MATERIAL FOR THIS EXERCISE.
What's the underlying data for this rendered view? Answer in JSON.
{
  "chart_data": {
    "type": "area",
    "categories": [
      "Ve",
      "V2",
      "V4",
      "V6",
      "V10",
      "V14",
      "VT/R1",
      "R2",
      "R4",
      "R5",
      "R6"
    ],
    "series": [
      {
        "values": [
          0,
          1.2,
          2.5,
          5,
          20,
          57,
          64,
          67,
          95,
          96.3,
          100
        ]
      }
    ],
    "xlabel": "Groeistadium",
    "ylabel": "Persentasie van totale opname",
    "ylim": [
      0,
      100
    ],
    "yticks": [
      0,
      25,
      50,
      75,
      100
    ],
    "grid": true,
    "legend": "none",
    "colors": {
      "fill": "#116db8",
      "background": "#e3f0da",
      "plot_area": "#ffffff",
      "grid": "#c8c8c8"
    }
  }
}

...

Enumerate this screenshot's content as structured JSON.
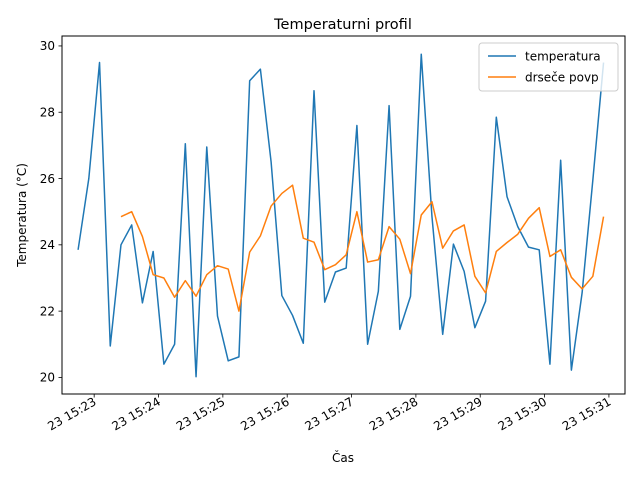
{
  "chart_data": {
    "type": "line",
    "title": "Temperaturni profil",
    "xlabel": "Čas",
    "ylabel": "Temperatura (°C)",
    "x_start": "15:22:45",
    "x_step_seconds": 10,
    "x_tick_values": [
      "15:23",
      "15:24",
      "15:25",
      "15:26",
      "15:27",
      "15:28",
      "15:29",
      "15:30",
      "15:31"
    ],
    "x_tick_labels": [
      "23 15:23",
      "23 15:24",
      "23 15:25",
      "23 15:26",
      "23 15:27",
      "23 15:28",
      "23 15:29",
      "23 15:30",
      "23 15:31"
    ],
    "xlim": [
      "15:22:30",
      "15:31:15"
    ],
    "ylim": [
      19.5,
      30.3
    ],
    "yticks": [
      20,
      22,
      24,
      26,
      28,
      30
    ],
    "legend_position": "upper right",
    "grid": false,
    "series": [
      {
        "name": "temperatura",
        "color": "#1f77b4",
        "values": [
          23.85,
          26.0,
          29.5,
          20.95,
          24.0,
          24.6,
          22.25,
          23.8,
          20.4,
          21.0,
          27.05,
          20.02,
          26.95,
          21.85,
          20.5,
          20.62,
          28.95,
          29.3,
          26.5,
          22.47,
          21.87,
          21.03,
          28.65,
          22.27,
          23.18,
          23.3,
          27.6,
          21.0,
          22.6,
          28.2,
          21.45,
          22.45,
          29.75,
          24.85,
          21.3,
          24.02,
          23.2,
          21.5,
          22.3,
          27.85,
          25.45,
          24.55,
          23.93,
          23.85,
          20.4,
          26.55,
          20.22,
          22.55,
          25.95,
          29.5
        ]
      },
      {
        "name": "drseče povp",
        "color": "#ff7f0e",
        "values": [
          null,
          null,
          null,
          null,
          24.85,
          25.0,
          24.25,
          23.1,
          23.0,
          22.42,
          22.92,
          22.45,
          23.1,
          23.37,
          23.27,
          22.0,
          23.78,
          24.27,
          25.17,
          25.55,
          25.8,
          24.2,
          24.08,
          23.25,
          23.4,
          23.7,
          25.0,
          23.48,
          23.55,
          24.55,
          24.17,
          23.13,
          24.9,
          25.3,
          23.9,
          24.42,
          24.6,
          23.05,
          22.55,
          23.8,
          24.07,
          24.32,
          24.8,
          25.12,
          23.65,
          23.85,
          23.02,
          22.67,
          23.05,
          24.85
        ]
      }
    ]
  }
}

THE REQUEST.
From the listing above, copy every line that holds the string "ylabel".

COMPLETED TASK.
    "ylabel": "Persentasie van totale opname",
    "ylabel": "Temperatura (°C)",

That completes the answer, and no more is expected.